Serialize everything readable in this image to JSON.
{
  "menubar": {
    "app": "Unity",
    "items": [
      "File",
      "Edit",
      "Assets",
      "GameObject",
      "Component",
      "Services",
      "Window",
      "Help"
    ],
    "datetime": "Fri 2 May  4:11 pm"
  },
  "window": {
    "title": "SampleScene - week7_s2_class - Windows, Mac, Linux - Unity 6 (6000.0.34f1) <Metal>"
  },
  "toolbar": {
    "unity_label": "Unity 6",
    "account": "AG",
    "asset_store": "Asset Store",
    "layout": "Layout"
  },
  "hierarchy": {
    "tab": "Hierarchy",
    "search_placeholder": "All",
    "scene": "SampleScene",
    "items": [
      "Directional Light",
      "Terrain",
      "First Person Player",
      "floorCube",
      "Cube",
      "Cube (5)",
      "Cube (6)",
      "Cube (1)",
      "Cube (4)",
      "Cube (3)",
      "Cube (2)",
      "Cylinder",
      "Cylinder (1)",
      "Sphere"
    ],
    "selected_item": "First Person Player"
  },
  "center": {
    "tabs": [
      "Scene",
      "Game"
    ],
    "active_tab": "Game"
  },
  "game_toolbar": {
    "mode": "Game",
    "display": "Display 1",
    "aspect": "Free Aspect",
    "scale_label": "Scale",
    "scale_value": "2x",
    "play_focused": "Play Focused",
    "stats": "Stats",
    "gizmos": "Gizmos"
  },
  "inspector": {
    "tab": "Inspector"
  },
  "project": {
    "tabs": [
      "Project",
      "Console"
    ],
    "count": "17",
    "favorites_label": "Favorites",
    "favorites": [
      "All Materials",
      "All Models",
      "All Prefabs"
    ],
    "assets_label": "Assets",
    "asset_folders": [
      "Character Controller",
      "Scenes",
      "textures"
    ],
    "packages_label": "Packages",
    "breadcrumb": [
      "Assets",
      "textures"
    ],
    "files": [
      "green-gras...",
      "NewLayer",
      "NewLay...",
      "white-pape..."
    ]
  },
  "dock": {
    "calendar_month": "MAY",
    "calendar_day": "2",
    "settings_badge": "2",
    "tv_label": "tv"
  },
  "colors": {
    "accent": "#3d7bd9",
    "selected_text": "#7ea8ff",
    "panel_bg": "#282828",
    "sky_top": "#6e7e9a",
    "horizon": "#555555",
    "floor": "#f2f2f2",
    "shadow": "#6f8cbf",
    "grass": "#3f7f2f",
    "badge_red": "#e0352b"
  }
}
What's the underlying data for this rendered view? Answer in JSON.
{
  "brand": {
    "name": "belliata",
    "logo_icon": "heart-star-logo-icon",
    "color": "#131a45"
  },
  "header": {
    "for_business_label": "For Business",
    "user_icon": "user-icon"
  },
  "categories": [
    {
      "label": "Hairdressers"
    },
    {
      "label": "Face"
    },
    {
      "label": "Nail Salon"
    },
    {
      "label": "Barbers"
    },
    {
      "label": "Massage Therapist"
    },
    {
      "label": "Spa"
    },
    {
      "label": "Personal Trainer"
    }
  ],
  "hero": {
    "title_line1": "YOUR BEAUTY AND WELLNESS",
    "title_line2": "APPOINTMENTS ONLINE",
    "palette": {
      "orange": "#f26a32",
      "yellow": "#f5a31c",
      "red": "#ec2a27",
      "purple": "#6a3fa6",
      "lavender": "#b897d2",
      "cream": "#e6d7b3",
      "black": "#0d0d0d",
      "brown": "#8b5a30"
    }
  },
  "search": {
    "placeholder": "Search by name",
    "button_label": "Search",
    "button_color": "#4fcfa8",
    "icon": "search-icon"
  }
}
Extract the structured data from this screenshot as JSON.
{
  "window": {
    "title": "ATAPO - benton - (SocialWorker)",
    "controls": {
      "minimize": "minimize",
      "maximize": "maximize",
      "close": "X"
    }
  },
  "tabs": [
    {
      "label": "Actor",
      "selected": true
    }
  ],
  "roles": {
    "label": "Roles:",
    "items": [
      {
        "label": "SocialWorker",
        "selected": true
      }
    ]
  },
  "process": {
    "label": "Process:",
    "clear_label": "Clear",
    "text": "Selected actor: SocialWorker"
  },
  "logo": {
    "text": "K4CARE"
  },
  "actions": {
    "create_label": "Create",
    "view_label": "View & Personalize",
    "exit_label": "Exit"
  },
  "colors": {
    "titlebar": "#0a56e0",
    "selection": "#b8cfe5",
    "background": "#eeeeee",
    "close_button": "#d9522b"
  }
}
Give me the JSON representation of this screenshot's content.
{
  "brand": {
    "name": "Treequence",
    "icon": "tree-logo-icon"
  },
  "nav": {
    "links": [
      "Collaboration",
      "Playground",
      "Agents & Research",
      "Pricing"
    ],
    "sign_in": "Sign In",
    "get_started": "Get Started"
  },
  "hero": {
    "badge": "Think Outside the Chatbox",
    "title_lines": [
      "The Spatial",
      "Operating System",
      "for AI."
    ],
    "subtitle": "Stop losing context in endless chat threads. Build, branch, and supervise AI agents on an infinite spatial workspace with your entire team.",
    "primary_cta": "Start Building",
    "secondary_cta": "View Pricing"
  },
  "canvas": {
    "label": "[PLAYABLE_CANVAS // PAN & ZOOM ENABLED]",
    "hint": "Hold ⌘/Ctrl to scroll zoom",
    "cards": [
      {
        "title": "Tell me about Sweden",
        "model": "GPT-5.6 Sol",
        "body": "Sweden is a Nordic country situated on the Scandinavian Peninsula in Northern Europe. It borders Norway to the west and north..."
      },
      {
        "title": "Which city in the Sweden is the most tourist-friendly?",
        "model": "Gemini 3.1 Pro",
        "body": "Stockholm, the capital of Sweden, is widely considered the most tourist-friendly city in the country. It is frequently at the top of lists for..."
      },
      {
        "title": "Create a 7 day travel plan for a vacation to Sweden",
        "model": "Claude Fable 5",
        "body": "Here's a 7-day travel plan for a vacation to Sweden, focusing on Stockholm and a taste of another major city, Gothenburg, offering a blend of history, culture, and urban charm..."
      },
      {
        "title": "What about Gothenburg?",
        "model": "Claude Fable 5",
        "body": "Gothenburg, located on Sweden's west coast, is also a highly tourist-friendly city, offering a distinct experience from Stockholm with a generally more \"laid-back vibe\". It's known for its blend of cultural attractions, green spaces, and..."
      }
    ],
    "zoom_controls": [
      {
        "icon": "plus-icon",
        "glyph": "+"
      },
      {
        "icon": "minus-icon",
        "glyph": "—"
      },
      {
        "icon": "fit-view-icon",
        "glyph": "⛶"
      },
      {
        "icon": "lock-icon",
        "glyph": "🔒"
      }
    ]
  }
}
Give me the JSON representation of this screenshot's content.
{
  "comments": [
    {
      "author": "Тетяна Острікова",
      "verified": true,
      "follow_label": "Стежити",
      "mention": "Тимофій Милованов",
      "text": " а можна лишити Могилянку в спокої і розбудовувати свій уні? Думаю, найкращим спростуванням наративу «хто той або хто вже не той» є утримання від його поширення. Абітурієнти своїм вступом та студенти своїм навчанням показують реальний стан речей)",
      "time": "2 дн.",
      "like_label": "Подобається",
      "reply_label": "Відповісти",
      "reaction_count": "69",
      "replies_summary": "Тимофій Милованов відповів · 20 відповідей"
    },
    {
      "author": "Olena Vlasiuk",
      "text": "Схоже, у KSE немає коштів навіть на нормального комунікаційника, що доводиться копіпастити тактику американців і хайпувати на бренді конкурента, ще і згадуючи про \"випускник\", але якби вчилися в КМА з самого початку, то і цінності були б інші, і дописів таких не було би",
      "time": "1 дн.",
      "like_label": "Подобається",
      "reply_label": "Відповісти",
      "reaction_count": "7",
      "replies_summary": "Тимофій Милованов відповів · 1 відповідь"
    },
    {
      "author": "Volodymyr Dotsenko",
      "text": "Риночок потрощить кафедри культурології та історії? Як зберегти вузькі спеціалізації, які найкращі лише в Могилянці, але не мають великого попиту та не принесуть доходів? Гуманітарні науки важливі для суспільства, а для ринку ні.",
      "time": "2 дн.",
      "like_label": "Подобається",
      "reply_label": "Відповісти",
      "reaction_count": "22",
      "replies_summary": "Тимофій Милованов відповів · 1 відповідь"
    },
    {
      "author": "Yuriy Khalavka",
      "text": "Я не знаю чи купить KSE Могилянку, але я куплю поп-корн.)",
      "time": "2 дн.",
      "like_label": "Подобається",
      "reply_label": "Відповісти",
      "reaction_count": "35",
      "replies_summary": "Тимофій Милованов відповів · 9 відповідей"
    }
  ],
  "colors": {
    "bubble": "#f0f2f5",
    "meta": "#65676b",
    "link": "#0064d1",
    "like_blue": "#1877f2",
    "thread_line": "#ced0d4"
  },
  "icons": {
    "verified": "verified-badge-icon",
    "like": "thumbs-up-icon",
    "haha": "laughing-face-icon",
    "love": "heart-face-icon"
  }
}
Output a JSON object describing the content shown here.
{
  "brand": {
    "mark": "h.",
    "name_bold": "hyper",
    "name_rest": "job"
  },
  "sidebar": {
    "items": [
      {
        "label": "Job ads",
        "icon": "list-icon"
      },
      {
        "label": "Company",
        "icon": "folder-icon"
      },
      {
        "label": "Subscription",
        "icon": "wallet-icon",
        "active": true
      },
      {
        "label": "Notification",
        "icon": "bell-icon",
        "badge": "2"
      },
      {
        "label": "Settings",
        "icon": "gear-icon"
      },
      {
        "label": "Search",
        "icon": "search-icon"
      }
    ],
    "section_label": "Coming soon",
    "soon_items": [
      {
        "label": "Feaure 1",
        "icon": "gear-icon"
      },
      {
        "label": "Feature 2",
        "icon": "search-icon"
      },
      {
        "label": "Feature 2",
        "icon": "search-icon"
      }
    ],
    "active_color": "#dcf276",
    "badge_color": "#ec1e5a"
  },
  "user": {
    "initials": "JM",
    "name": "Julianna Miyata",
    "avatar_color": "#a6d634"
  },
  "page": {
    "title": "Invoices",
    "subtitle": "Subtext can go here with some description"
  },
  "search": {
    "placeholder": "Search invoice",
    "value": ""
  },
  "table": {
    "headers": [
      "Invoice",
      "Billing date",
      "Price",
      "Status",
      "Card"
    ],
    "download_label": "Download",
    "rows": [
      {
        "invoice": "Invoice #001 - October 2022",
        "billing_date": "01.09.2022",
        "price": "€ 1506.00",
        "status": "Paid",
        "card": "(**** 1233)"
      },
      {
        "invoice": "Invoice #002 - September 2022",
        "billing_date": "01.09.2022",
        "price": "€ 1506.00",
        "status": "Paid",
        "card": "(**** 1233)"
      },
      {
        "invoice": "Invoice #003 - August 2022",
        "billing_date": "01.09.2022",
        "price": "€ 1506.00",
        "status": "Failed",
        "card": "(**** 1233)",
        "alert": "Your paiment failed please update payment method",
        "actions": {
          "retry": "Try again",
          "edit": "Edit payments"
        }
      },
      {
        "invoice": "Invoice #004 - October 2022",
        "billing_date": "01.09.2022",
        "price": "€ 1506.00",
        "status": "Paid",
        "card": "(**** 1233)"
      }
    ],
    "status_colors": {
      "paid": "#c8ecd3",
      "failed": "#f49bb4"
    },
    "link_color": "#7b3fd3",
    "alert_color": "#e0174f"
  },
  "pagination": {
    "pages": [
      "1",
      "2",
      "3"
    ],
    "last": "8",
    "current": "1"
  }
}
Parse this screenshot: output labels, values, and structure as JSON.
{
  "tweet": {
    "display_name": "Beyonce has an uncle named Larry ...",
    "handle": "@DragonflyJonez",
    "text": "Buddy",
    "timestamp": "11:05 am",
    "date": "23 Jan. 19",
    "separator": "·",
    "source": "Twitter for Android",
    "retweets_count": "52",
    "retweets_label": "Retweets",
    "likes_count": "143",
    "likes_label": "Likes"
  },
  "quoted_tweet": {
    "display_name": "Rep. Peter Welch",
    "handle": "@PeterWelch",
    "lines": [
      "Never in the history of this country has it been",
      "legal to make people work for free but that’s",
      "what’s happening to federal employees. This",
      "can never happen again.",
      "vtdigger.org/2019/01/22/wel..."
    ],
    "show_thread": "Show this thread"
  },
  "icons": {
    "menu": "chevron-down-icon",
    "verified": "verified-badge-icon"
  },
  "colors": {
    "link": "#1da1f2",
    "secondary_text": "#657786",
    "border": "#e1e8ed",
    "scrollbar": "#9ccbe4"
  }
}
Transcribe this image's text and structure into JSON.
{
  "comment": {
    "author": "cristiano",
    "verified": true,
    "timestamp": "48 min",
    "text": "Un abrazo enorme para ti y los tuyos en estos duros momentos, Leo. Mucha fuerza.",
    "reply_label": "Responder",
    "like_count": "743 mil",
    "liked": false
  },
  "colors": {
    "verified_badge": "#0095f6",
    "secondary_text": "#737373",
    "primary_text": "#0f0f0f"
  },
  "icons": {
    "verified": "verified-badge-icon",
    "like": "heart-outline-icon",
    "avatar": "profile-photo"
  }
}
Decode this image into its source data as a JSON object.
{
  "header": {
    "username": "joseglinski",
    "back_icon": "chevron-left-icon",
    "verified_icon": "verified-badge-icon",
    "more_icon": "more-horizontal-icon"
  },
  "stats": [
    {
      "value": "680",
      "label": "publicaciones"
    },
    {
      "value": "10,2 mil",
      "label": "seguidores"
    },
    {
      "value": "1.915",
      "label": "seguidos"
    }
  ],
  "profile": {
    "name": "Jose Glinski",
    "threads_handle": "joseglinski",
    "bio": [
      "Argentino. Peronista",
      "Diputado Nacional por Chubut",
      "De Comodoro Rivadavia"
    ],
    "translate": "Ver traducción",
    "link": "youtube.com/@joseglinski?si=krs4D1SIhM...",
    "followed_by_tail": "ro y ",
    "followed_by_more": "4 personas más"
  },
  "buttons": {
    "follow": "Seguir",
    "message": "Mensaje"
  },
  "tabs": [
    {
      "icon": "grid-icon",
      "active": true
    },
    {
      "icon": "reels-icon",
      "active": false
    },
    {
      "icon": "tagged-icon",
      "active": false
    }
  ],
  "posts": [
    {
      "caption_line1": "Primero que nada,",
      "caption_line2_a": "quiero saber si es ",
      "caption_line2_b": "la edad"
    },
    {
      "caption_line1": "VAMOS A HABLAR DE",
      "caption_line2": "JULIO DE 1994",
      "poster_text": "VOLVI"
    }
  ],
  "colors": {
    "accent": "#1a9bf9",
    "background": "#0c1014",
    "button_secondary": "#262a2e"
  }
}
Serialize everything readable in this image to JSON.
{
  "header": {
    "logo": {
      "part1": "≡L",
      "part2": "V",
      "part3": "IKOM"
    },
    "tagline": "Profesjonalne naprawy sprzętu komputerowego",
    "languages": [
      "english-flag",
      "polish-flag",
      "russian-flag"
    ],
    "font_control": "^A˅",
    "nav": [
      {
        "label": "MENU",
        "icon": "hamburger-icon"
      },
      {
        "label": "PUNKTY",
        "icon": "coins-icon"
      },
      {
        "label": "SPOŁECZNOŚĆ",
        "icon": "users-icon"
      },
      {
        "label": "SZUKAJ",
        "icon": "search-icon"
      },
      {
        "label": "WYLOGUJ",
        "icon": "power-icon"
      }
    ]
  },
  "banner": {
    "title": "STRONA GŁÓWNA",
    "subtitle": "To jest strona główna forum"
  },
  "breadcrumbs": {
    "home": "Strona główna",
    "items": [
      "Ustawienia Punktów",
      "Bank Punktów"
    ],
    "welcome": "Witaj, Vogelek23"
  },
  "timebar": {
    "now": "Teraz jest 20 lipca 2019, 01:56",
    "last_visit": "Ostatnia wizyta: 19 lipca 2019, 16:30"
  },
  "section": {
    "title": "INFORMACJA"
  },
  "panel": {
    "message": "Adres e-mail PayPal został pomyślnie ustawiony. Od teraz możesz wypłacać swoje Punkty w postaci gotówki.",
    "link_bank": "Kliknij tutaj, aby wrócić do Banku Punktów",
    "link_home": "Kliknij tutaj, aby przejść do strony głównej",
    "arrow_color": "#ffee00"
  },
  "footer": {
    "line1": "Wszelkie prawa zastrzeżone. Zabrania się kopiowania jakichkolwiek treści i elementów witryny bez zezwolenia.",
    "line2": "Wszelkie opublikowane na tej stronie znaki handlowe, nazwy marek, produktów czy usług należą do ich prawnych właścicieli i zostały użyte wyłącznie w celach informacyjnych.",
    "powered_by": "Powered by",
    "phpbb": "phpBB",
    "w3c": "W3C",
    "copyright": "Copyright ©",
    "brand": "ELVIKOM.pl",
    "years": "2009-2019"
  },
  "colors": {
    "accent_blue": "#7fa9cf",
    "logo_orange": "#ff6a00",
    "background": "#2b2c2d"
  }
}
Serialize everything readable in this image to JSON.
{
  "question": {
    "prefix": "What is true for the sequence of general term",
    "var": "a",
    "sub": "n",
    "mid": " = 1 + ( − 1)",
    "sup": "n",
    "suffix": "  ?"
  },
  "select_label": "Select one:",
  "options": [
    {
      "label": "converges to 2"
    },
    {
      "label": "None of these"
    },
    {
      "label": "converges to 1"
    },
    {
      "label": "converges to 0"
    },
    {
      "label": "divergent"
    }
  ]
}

### TASK BRIEF
Gather each line of the records holding the string "friendly".

### CORRECT RESPONSE
        "title": "Which city in the Sweden is the most tourist-friendly?",
        "body": "Stockholm, the capital of Sweden, is widely considered the most tourist-friendly city in the country. It is frequently at the top of lists for..."
        "body": "Gothenburg, located on Sweden's west coast, is also a highly tourist-friendly city, offering a distinct experience from Stockholm with a generally more \"laid-back vibe\". It's known for its blend of cultural attractions, green spaces, and..."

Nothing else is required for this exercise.